• ENUNCIADO DA TAREFA:
Reproduza sem alterações os registros, começando no início e terminando na linha que contém "related-card[interactable] [322,370,427,423]", incluindo-a.

• DADOS FORNECIDOS:
☆ ☆ ☆ ☆
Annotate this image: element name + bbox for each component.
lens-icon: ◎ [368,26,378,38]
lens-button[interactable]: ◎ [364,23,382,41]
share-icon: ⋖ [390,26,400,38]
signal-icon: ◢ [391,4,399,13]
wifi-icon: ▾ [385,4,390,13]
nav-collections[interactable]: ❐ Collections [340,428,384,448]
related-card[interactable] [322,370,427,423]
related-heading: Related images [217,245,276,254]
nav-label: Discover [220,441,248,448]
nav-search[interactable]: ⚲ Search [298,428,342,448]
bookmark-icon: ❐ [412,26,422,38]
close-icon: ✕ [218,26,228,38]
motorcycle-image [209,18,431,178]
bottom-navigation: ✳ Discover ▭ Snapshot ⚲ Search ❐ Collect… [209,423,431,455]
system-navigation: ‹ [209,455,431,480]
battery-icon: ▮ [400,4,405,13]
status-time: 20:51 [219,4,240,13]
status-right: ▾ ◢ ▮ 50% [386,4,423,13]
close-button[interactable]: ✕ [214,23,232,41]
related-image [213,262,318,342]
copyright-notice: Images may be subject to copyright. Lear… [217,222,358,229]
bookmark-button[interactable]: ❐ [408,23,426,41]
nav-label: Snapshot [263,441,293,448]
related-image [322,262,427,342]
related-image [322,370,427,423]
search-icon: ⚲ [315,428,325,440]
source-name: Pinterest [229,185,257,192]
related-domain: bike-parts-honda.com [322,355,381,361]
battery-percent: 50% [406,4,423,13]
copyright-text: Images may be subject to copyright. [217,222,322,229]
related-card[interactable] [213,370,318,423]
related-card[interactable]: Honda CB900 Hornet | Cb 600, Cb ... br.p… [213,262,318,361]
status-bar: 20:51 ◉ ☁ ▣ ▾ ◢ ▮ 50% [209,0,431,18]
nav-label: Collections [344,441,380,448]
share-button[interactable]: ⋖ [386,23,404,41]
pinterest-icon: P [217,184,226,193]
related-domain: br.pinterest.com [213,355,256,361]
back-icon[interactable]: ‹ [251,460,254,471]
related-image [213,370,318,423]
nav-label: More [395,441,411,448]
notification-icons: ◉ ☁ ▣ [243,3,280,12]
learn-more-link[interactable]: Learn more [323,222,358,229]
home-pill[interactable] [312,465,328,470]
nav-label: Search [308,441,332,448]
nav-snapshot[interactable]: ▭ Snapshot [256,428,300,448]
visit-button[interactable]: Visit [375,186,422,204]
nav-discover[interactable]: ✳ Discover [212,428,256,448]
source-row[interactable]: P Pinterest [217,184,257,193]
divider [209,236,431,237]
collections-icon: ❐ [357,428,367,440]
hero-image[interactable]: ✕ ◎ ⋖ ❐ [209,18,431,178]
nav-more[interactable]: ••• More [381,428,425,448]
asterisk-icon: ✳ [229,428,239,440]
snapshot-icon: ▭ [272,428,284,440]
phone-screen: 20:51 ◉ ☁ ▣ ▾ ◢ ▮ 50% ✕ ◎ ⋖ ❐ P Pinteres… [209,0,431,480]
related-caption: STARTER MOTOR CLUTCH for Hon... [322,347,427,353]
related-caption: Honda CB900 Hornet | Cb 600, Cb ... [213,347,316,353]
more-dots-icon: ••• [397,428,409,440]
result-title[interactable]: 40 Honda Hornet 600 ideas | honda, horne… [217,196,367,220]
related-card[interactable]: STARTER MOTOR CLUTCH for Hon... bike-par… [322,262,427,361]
☆ ☆ ☆ ☆
• RESPOSTA CORRETA:
Annotate this image: element name + bbox for each component.
lens-icon: ◎ [368,26,378,38]
lens-button[interactable]: ◎ [364,23,382,41]
share-icon: ⋖ [390,26,400,38]
signal-icon: ◢ [391,4,399,13]
wifi-icon: ▾ [385,4,390,13]
nav-collections[interactable]: ❐ Collections [340,428,384,448]
related-card[interactable] [322,370,427,423]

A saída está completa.